▶ [WHAT IS EXPECTED]
Copy all of the records below verbatim.

• • • •

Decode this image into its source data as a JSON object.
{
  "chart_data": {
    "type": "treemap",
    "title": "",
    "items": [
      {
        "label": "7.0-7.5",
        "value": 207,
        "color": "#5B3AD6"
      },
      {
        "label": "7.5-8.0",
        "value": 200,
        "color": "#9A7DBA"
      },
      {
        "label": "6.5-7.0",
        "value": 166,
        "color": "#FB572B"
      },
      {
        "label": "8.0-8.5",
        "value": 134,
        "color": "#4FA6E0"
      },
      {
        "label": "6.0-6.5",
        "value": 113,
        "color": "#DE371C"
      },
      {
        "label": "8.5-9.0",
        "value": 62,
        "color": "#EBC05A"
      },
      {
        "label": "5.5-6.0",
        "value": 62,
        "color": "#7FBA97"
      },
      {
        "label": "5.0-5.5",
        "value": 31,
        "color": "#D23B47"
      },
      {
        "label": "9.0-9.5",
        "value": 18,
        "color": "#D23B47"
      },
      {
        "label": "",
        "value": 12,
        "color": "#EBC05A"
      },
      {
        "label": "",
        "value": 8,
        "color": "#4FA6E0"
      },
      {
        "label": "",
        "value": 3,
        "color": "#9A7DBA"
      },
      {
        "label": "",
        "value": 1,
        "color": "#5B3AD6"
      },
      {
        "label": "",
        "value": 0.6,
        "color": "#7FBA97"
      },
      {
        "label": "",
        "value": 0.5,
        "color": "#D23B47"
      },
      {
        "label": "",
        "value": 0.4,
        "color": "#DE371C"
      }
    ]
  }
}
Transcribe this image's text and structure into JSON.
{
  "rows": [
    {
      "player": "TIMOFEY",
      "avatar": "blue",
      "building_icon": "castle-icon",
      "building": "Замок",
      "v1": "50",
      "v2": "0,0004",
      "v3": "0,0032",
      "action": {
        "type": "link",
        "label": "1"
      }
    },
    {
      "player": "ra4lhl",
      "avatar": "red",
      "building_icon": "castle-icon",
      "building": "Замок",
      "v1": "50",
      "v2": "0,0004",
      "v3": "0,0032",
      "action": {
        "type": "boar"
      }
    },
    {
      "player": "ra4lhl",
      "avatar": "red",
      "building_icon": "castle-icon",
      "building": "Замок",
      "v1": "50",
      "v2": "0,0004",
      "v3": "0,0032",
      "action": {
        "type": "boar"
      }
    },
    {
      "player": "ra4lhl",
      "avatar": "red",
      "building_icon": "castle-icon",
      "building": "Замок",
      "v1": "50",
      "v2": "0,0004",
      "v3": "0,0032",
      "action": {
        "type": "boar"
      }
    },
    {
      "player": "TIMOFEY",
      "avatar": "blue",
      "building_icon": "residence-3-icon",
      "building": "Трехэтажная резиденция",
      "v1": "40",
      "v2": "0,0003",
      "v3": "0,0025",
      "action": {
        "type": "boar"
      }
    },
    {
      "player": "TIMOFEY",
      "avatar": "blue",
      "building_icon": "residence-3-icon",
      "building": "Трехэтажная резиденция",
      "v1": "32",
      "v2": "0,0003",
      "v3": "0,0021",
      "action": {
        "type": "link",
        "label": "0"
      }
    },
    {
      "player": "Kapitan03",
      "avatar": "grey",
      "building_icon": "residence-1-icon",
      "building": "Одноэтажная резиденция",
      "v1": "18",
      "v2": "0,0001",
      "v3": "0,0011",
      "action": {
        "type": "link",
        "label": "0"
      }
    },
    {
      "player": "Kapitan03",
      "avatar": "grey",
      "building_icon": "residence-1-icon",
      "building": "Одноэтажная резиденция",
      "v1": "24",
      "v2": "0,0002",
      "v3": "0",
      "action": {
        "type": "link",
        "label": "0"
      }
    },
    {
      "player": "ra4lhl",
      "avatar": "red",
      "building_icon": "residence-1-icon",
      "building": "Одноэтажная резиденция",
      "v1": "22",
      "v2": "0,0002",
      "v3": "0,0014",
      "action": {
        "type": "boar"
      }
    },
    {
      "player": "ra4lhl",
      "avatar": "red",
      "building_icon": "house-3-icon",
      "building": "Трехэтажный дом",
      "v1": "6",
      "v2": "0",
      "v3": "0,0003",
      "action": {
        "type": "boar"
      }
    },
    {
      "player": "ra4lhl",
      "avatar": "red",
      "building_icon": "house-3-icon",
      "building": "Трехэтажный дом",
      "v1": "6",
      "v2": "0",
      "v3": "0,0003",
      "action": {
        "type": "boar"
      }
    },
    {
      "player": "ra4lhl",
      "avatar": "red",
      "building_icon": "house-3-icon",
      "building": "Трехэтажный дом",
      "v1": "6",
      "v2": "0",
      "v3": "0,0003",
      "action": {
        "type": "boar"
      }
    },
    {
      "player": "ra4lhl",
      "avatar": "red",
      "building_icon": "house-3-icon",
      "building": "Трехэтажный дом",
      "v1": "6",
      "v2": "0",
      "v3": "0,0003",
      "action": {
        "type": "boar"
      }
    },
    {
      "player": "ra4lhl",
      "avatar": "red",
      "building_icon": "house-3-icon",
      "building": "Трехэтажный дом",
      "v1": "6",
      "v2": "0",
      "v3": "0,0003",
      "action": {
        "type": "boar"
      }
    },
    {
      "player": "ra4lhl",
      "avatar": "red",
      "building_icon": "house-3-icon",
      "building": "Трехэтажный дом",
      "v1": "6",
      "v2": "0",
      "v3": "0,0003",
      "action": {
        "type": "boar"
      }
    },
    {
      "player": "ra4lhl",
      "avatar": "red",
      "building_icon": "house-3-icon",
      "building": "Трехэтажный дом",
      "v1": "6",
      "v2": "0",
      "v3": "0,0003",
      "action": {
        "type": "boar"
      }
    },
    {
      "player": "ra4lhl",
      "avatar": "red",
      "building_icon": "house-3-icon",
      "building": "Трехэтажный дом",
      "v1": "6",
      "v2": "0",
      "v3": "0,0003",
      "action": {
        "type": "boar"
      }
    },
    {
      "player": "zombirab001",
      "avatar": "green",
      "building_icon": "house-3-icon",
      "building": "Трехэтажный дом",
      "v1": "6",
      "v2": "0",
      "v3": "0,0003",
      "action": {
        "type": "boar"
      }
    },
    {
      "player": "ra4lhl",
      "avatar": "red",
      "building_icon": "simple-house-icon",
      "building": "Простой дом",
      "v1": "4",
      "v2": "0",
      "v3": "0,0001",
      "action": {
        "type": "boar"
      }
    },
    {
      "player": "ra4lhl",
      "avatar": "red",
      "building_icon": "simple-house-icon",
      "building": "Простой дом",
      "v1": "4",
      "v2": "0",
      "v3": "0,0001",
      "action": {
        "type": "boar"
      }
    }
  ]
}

• • • •

▶ [RESPONSE TO THIS EXERCISE]
Decode this image into its source data as a JSON object.
{
  "chart_data": {
    "type": "treemap",
    "title": "",
    "items": [
      {
        "label": "7.0-7.5",
        "value": 207,
        "color": "#5B3AD6"
      },
      {
        "label": "7.5-8.0",
        "value": 200,
        "color": "#9A7DBA"
      },
      {
        "label": "6.5-7.0",
        "value": 166,
        "color": "#FB572B"
      },
      {
        "label": "8.0-8.5",
        "value": 134,
        "color": "#4FA6E0"
      },
      {
        "label": "6.0-6.5",
        "value": 113,
        "color": "#DE371C"
      },
      {
        "label": "8.5-9.0",
        "value": 62,
        "color": "#EBC05A"
      },
      {
        "label": "5.5-6.0",
        "value": 62,
        "color": "#7FBA97"
      },
      {
        "label": "5.0-5.5",
        "value": 31,
        "color": "#D23B47"
      },
      {
        "label": "9.0-9.5",
        "value": 18,
        "color": "#D23B47"
      },
      {
        "label": "",
        "value": 12,
        "color": "#EBC05A"
      },
      {
        "label": "",
        "value": 8,
        "color": "#4FA6E0"
      },
      {
        "label": "",
        "value": 3,
        "color": "#9A7DBA"
      },
      {
        "label": "",
        "value": 1,
        "color": "#5B3AD6"
      },
      {
        "label": "",
        "value": 0.6,
        "color": "#7FBA97"
      },
      {
        "label": "",
        "value": 0.5,
        "color": "#D23B47"
      },
      {
        "label": "",
        "value": 0.4,
        "color": "#DE371C"
      }
    ]
  }
}
Transcribe this image's text and structure into JSON.
{
  "rows": [
    {
      "player": "TIMOFEY",
      "avatar": "blue",
      "building_icon": "castle-icon",
      "building": "Замок",
      "v1": "50",
      "v2": "0,0004",
      "v3": "0,0032",
      "action": {
        "type": "link",
        "label": "1"
      }
    },
    {
      "player": "ra4lhl",
      "avatar": "red",
      "building_icon": "castle-icon",
      "building": "Замок",
      "v1": "50",
      "v2": "0,0004",
      "v3": "0,0032",
      "action": {
        "type": "boar"
      }
    },
    {
      "player": "ra4lhl",
      "avatar": "red",
      "building_icon": "castle-icon",
      "building": "Замок",
      "v1": "50",
      "v2": "0,0004",
      "v3": "0,0032",
      "action": {
        "type": "boar"
      }
    },
    {
      "player": "ra4lhl",
      "avatar": "red",
      "building_icon": "castle-icon",
      "building": "Замок",
      "v1": "50",
      "v2": "0,0004",
      "v3": "0,0032",
      "action": {
        "type": "boar"
      }
    },
    {
      "player": "TIMOFEY",
      "avatar": "blue",
      "building_icon": "residence-3-icon",
      "building": "Трехэтажная резиденция",
      "v1": "40",
      "v2": "0,0003",
      "v3": "0,0025",
      "action": {
        "type": "boar"
      }
    },
    {
      "player": "TIMOFEY",
      "avatar": "blue",
      "building_icon": "residence-3-icon",
      "building": "Трехэтажная резиденция",
      "v1": "32",
      "v2": "0,0003",
      "v3": "0,0021",
      "action": {
        "type": "link",
        "label": "0"
      }
    },
    {
      "player": "Kapitan03",
      "avatar": "grey",
      "building_icon": "residence-1-icon",
      "building": "Одноэтажная резиденция",
      "v1": "18",
      "v2": "0,0001",
      "v3": "0,0011",
      "action": {
        "type": "link",
        "label": "0"
      }
    },
    {
      "player": "Kapitan03",
      "avatar": "grey",
      "building_icon": "residence-1-icon",
      "building": "Одноэтажная резиденция",
      "v1": "24",
      "v2": "0,0002",
      "v3": "0",
      "action": {
        "type": "link",
        "label": "0"
      }
    },
    {
      "player": "ra4lhl",
      "avatar": "red",
      "building_icon": "residence-1-icon",
      "building": "Одноэтажная резиденция",
      "v1": "22",
      "v2": "0,0002",
      "v3": "0,0014",
      "action": {
        "type": "boar"
      }
    },
    {
      "player": "ra4lhl",
      "avatar": "red",
      "building_icon": "house-3-icon",
      "building": "Трехэтажный дом",
      "v1": "6",
      "v2": "0",
      "v3": "0,0003",
      "action": {
        "type": "boar"
      }
    },
    {
      "player": "ra4lhl",
      "avatar": "red",
      "building_icon": "house-3-icon",
      "building": "Трехэтажный дом",
      "v1": "6",
      "v2": "0",
      "v3": "0,0003",
      "action": {
        "type": "boar"
      }
    },
    {
      "player": "ra4lhl",
      "avatar": "red",
      "building_icon": "house-3-icon",
      "building": "Трехэтажный дом",
      "v1": "6",
      "v2": "0",
      "v3": "0,0003",
      "action": {
        "type": "boar"
      }
    },
    {
      "player": "ra4lhl",
      "avatar": "red",
      "building_icon": "house-3-icon",
      "building": "Трехэтажный дом",
      "v1": "6",
      "v2": "0",
      "v3": "0,0003",
      "action": {
        "type": "boar"
      }
    },
    {
      "player": "ra4lhl",
      "avatar": "red",
      "building_icon": "house-3-icon",
      "building": "Трехэтажный дом",
      "v1": "6",
      "v2": "0",
      "v3": "0,0003",
      "action": {
        "type": "boar"
      }
    },
    {
      "player": "ra4lhl",
      "avatar": "red",
      "building_icon": "house-3-icon",
      "building": "Трехэтажный дом",
      "v1": "6",
      "v2": "0",
      "v3": "0,0003",
      "action": {
        "type": "boar"
      }
    },
    {
      "player": "ra4lhl",
      "avatar": "red",
      "building_icon": "house-3-icon",
      "building": "Трехэтажный дом",
      "v1": "6",
      "v2": "0",
      "v3": "0,0003",
      "action": {
        "type": "boar"
      }
    },
    {
      "player": "ra4lhl",
      "avatar": "red",
      "building_icon": "house-3-icon",
      "building": "Трехэтажный дом",
      "v1": "6",
      "v2": "0",
      "v3": "0,0003",
      "action": {
        "type": "boar"
      }
    },
    {
      "player": "zombirab001",
      "avatar": "green",
      "building_icon": "house-3-icon",
      "building": "Трехэтажный дом",
      "v1": "6",
      "v2": "0",
      "v3": "0,0003",
      "action": {
        "type": "boar"
      }
    },
    {
      "player": "ra4lhl",
      "avatar": "red",
      "building_icon": "simple-house-icon",
      "building": "Простой дом",
      "v1": "4",
      "v2": "0",
      "v3": "0,0001",
      "action": {
        "type": "boar"
      }
    },
    {
      "player": "ra4lhl",
      "avatar": "red",
      "building_icon": "simple-house-icon",
      "building": "Простой дом",
      "v1": "4",
      "v2": "0",
      "v3": "0,0001",
      "action": {
        "type": "boar"
      }
    }
  ]
}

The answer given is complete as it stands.